◆ A run of records:
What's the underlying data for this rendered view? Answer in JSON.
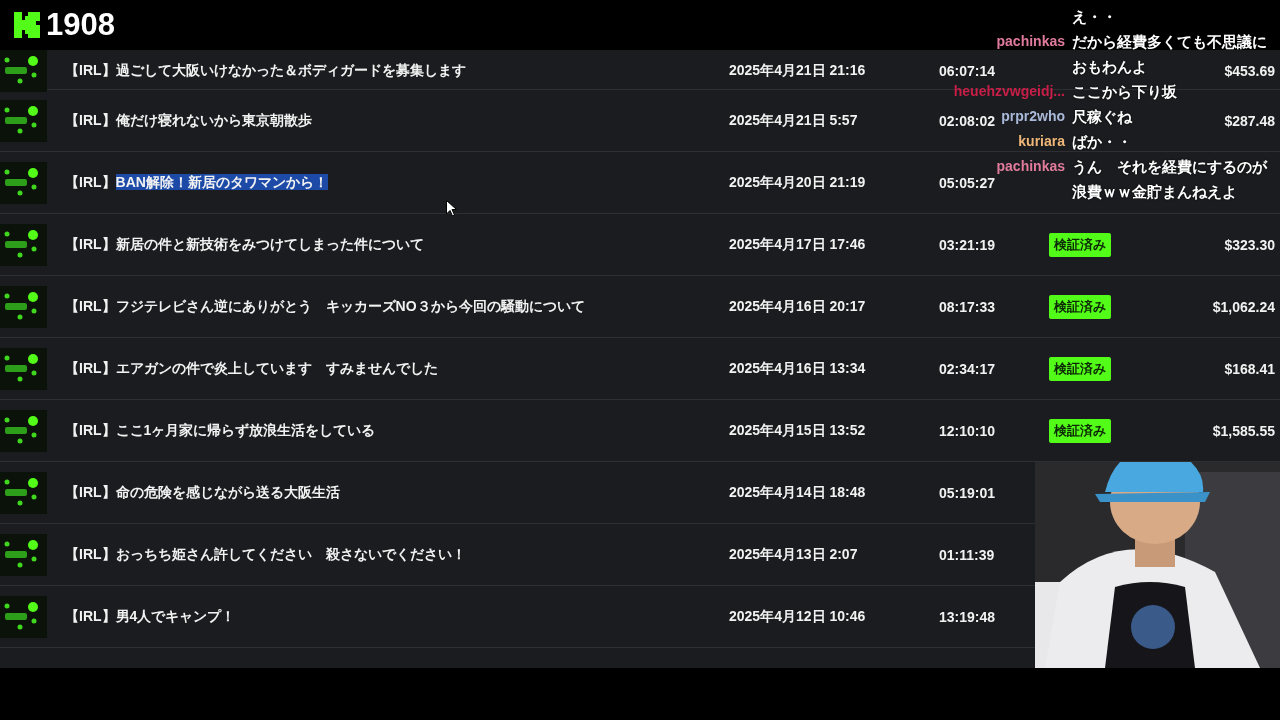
{
  "header": {
    "count": "1908"
  },
  "videos": [
    {
      "tag": "【IRL】",
      "title": "過ごして大阪いけなかった＆ボディガードを募集します",
      "highlighted": false,
      "date": "2025年4月21日 21:16",
      "duration": "06:07:14",
      "amount": "$453.69"
    },
    {
      "tag": "【IRL】",
      "title": "俺だけ寝れないから東京朝散歩",
      "highlighted": false,
      "date": "2025年4月21日 5:57",
      "duration": "02:08:02",
      "amount": "$287.48"
    },
    {
      "tag": "【IRL】",
      "title": "BAN解除！新居のタワマンから！",
      "highlighted": true,
      "date": "2025年4月20日 21:19",
      "duration": "05:05:27"
    },
    {
      "tag": "【IRL】",
      "title": "新居の件と新技術をみつけてしまった件について",
      "highlighted": false,
      "date": "2025年4月17日 17:46",
      "duration": "03:21:19",
      "status": "検証済み",
      "amount": "$323.30"
    },
    {
      "tag": "【IRL】",
      "title": "フジテレビさん逆にありがとう　キッカーズNO３から今回の騒動について",
      "highlighted": false,
      "date": "2025年4月16日 20:17",
      "duration": "08:17:33",
      "status": "検証済み",
      "amount": "$1,062.24"
    },
    {
      "tag": "【IRL】",
      "title": "エアガンの件で炎上しています　すみませんでした",
      "highlighted": false,
      "date": "2025年4月16日 13:34",
      "duration": "02:34:17",
      "status": "検証済み",
      "amount": "$168.41"
    },
    {
      "tag": "【IRL】",
      "title": "ここ1ヶ月家に帰らず放浪生活をしている",
      "highlighted": false,
      "date": "2025年4月15日 13:52",
      "duration": "12:10:10",
      "status": "検証済み",
      "amount": "$1,585.55"
    },
    {
      "tag": "【IRL】",
      "title": "命の危険を感じながら送る大阪生活",
      "highlighted": false,
      "date": "2025年4月14日 18:48",
      "duration": "05:19:01"
    },
    {
      "tag": "【IRL】",
      "title": "おっちち姫さん許してください　殺さないでください！",
      "highlighted": false,
      "date": "2025年4月13日 2:07",
      "duration": "01:11:39"
    },
    {
      "tag": "【IRL】",
      "title": "男4人でキャンプ！",
      "highlighted": false,
      "date": "2025年4月12日 10:46",
      "duration": "13:19:48"
    }
  ],
  "chat": [
    {
      "lines": [
        "え・・"
      ]
    },
    {
      "name": "pachinkas",
      "color": "#e07b9c",
      "lines": [
        "だから経費多くても不思議に",
        "おもわんよ"
      ]
    },
    {
      "name": "heuehzvwgeidj...",
      "color": "#c81e48",
      "lines": [
        "ここから下り坂"
      ]
    },
    {
      "name": "prpr2who",
      "color": "#a9b9d9",
      "lines": [
        "尺稼ぐね"
      ]
    },
    {
      "name": "kuriara",
      "color": "#f0b878",
      "lines": [
        "ばか・・"
      ]
    },
    {
      "name": "pachinkas",
      "color": "#e07b9c",
      "lines": [
        "うん　それを経費にするのが",
        "浪費ｗｗ金貯まんねえよ"
      ]
    }
  ]
}
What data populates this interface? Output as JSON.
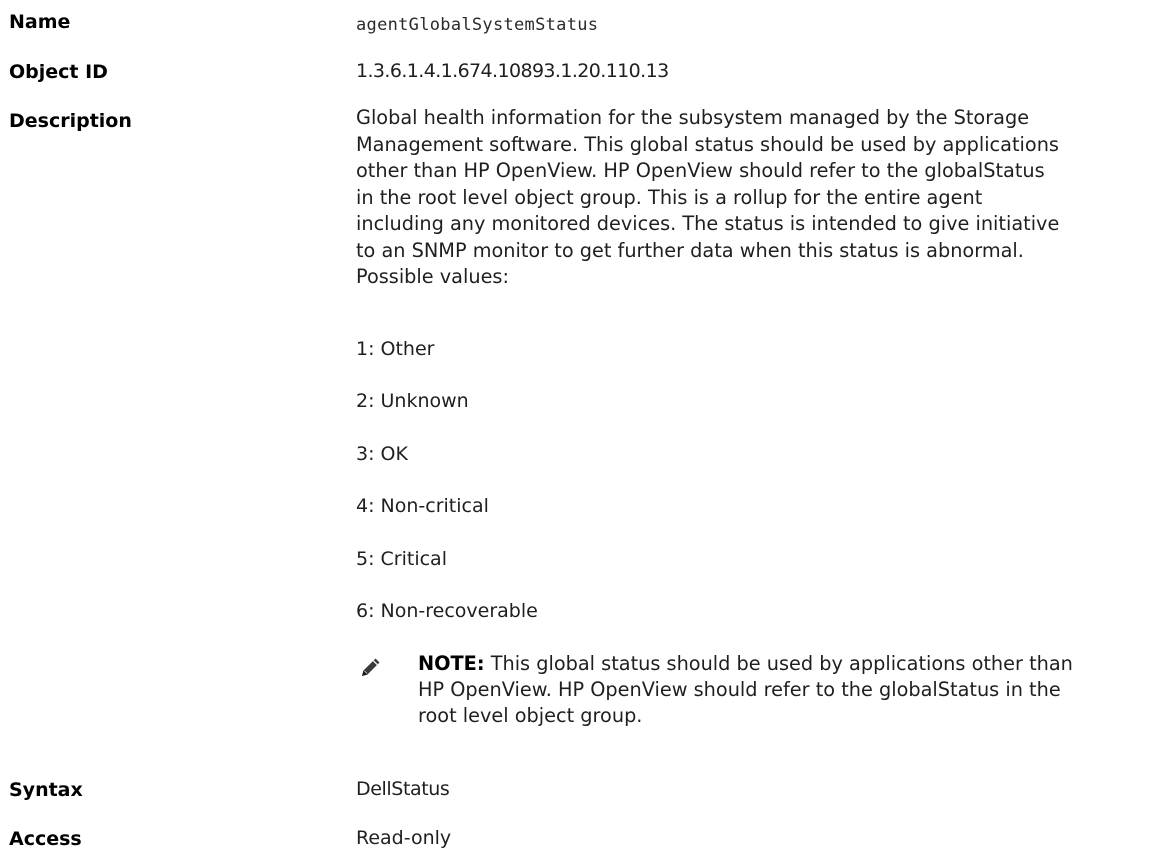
{
  "fields": {
    "name": {
      "label": "Name",
      "value": "agentGlobalSystemStatus"
    },
    "object_id": {
      "label": "Object ID",
      "value": "1.3.6.1.4.1.674.10893.1.20.110.13"
    },
    "description": {
      "label": "Description",
      "lines": [
        "Global health information for the subsystem managed by the Storage",
        "Management software. This global status should be used by applications",
        "other than HP OpenView. HP OpenView should refer to the globalStatus",
        "in the root level object group. This is a rollup for the entire agent",
        "including any monitored devices. The status is intended to give initiative",
        "to an SNMP monitor to get further data when this status is abnormal.",
        "Possible values:"
      ],
      "possible_values": [
        "1: Other",
        "2: Unknown",
        "3: OK",
        "4: Non-critical",
        "5: Critical",
        "6: Non-recoverable"
      ],
      "note": {
        "icon": "pencil-note-icon",
        "prefix": "NOTE:",
        "lines": [
          " This global status should be used by applications other than",
          "HP OpenView. HP OpenView should refer to the globalStatus in the",
          "root level object group."
        ]
      }
    },
    "syntax": {
      "label": "Syntax",
      "value": "DellStatus"
    },
    "access": {
      "label": "Access",
      "value": "Read-only"
    }
  }
}
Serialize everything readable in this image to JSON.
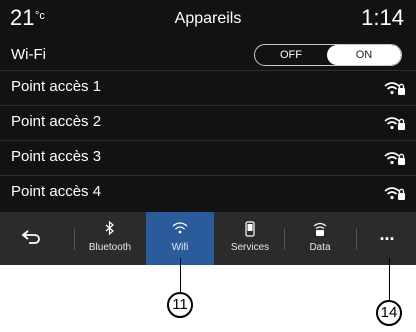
{
  "status": {
    "temperature": "21",
    "temp_unit": "°c",
    "title": "Appareils",
    "time": "1:14"
  },
  "wifi": {
    "label": "Wi-Fi",
    "off_label": "OFF",
    "on_label": "ON",
    "state": "ON"
  },
  "access_points": [
    {
      "name": "Point accès 1",
      "icon": "wifi-locked-icon"
    },
    {
      "name": "Point accès 2",
      "icon": "wifi-locked-icon"
    },
    {
      "name": "Point accès 3",
      "icon": "wifi-locked-icon"
    },
    {
      "name": "Point accès 4",
      "icon": "wifi-locked-icon"
    }
  ],
  "navbar": {
    "back_icon": "back-arrow-icon",
    "items": [
      {
        "label": "Bluetooth",
        "icon": "bluetooth-icon"
      },
      {
        "label": "Wifi",
        "icon": "wifi-icon",
        "active": true
      },
      {
        "label": "Services",
        "icon": "phone-services-icon"
      },
      {
        "label": "Data",
        "icon": "data-icon"
      }
    ],
    "more_label": "..."
  },
  "callouts": [
    {
      "label": "11"
    },
    {
      "label": "14"
    }
  ],
  "colors": {
    "accent": "#2a5c9c",
    "background": "#121212",
    "navbar": "#2b2b2b"
  }
}
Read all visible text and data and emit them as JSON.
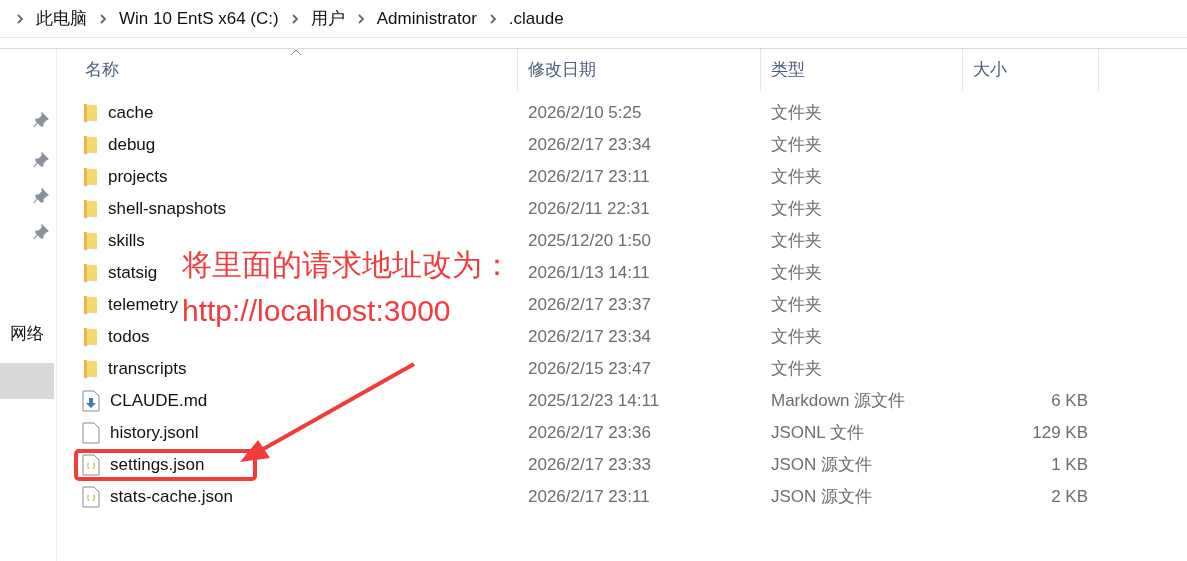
{
  "breadcrumb": [
    "此电脑",
    "Win 10 EntS x64 (C:)",
    "用户",
    "Administrator",
    ".claude"
  ],
  "nav_pane": {
    "partial_label": "网络"
  },
  "columns": [
    "名称",
    "修改日期",
    "类型",
    "大小"
  ],
  "files": [
    {
      "kind": "folder",
      "name": "cache",
      "date": "2026/2/10 5:25",
      "type": "文件夹",
      "highlighted": false
    },
    {
      "kind": "folder",
      "name": "debug",
      "date": "2026/2/17 23:34",
      "type": "文件夹",
      "highlighted": false
    },
    {
      "kind": "folder",
      "name": "projects",
      "date": "2026/2/17 23:11",
      "type": "文件夹",
      "highlighted": false
    },
    {
      "kind": "folder",
      "name": "shell-snapshots",
      "date": "2026/2/11 22:31",
      "type": "文件夹",
      "highlighted": false
    },
    {
      "kind": "folder",
      "name": "skills",
      "date": "2025/12/20 1:50",
      "type": "文件夹",
      "highlighted": false
    },
    {
      "kind": "folder",
      "name": "statsig",
      "date": "2026/1/13 14:11",
      "type": "文件夹",
      "highlighted": false
    },
    {
      "kind": "folder",
      "name": "telemetry",
      "date": "2026/2/17 23:37",
      "type": "文件夹",
      "highlighted": false
    },
    {
      "kind": "folder",
      "name": "todos",
      "date": "2026/2/17 23:34",
      "type": "文件夹",
      "highlighted": false
    },
    {
      "kind": "folder",
      "name": "transcripts",
      "date": "2026/2/15 23:47",
      "type": "文件夹",
      "highlighted": false
    },
    {
      "kind": "markdown",
      "name": "CLAUDE.md",
      "date": "2025/12/23 14:11",
      "type": "Markdown 源文件",
      "size": "6 KB",
      "highlighted": false
    },
    {
      "kind": "file",
      "name": "history.jsonl",
      "date": "2026/2/17 23:36",
      "type": "JSONL 文件",
      "size": "129 KB",
      "highlighted": false
    },
    {
      "kind": "json",
      "name": "settings.json",
      "date": "2026/2/17 23:33",
      "type": "JSON 源文件",
      "size": "1 KB",
      "highlighted": true
    },
    {
      "kind": "json",
      "name": "stats-cache.json",
      "date": "2026/2/17 23:11",
      "type": "JSON 源文件",
      "size": "2 KB",
      "highlighted": false
    }
  ],
  "annotation": {
    "line_1": "将里面的请求地址改为：",
    "line_2": "http://localhost:3000"
  }
}
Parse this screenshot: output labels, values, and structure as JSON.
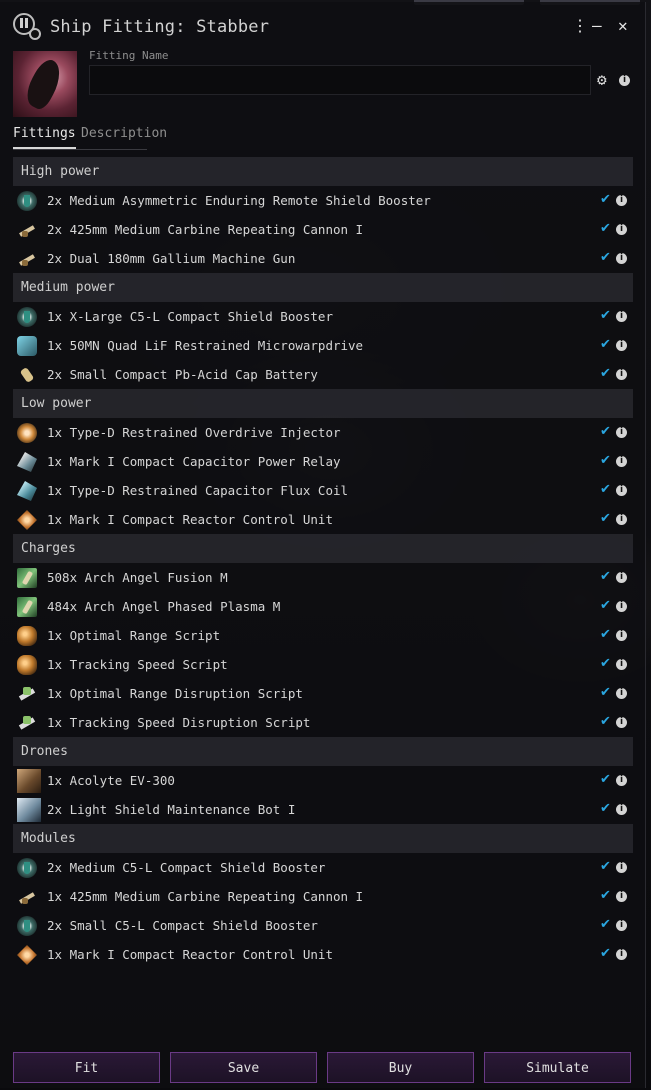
{
  "window": {
    "title": "Ship Fitting: Stabber",
    "controls": {
      "menu": "⋮",
      "minimize": "—",
      "close": "✕"
    }
  },
  "header": {
    "fitting_name_label": "Fitting Name",
    "fitting_name_value": "",
    "settings_icon": "gear-icon",
    "info_icon": "info-icon"
  },
  "tabs": [
    {
      "label": "Fittings",
      "active": true
    },
    {
      "label": "Description",
      "active": false
    }
  ],
  "colors": {
    "check": "#2aa6e0",
    "button_border": "#6a3a86"
  },
  "sections": [
    {
      "title": "High power",
      "items": [
        {
          "text": "2x Medium Asymmetric Enduring Remote Shield Booster",
          "icon": "shield"
        },
        {
          "text": "2x 425mm Medium Carbine Repeating Cannon I",
          "icon": "gun"
        },
        {
          "text": "2x Dual 180mm Gallium Machine Gun",
          "icon": "gun"
        }
      ]
    },
    {
      "title": "Medium power",
      "items": [
        {
          "text": "1x X-Large C5-L Compact Shield Booster",
          "icon": "shield"
        },
        {
          "text": "1x 50MN Quad LiF Restrained Microwarpdrive",
          "icon": "mwd"
        },
        {
          "text": "2x Small Compact Pb-Acid Cap Battery",
          "icon": "cap"
        }
      ]
    },
    {
      "title": "Low power",
      "items": [
        {
          "text": "1x Type-D Restrained Overdrive Injector",
          "icon": "od"
        },
        {
          "text": "1x Mark I Compact Capacitor Power Relay",
          "icon": "relay"
        },
        {
          "text": "1x Type-D Restrained Capacitor Flux Coil",
          "icon": "flux"
        },
        {
          "text": "1x Mark I Compact Reactor Control Unit",
          "icon": "rcu"
        }
      ]
    },
    {
      "title": "Charges",
      "items": [
        {
          "text": "508x Arch Angel Fusion M",
          "icon": "ammo"
        },
        {
          "text": "484x Arch Angel Phased Plasma M",
          "icon": "ammo"
        },
        {
          "text": "1x Optimal Range Script",
          "icon": "script"
        },
        {
          "text": "1x Tracking Speed Script",
          "icon": "script"
        },
        {
          "text": "1x Optimal Range Disruption Script",
          "icon": "disrupt"
        },
        {
          "text": "1x Tracking Speed Disruption Script",
          "icon": "disrupt"
        }
      ]
    },
    {
      "title": "Drones",
      "items": [
        {
          "text": "1x Acolyte EV-300",
          "icon": "drone"
        },
        {
          "text": "2x Light Shield Maintenance Bot I",
          "icon": "bot"
        }
      ]
    },
    {
      "title": "Modules",
      "items": [
        {
          "text": "2x Medium C5-L Compact Shield Booster",
          "icon": "shield"
        },
        {
          "text": "1x 425mm Medium Carbine Repeating Cannon I",
          "icon": "gun"
        },
        {
          "text": "2x Small C5-L Compact Shield Booster",
          "icon": "shield"
        },
        {
          "text": "1x Mark I Compact Reactor Control Unit",
          "icon": "rcu"
        }
      ]
    }
  ],
  "footer": {
    "buttons": [
      "Fit",
      "Save",
      "Buy",
      "Simulate"
    ]
  }
}
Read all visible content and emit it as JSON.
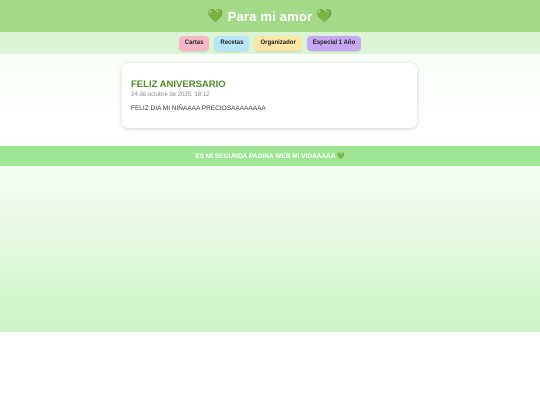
{
  "header": {
    "title": "Para mi amor",
    "heart_left": "💚",
    "heart_right": "💚"
  },
  "nav": {
    "items": [
      {
        "label": "Cartas",
        "color": "#f6b8c6"
      },
      {
        "label": "Recetas",
        "color": "#b6e6f8"
      },
      {
        "label": "Organizador",
        "color": "#fbe7a5"
      },
      {
        "label": "Especial 1 Año",
        "color": "#c7a7f1"
      }
    ]
  },
  "card": {
    "title": "FELIZ ANIVERSARIO",
    "date": "24 de octubre de 2025, 18:12",
    "body": "FELIZ DIA MI NIÑAAAA PRECIOSAAAAAAAA"
  },
  "footer": {
    "text": "ES MI SEGUNDA PAGINA WEB MI VIDAAAAA",
    "heart": "💚"
  },
  "colors": {
    "header_bg": "#a5d98a",
    "nav_bg": "#dcf3d6",
    "footer_bg": "#9ee596",
    "title_green": "#4f8a2b"
  }
}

◆ Do this:
Select all lines in the listing above where the word "amount" appears, and show them.

◆ Exercise solution:
      "amount": "$453.69"
      "amount": "$287.48"
      "amount": "$323.30"
      "amount": "$1,062.24"
      "amount": "$168.41"
      "amount": "$1,585.55"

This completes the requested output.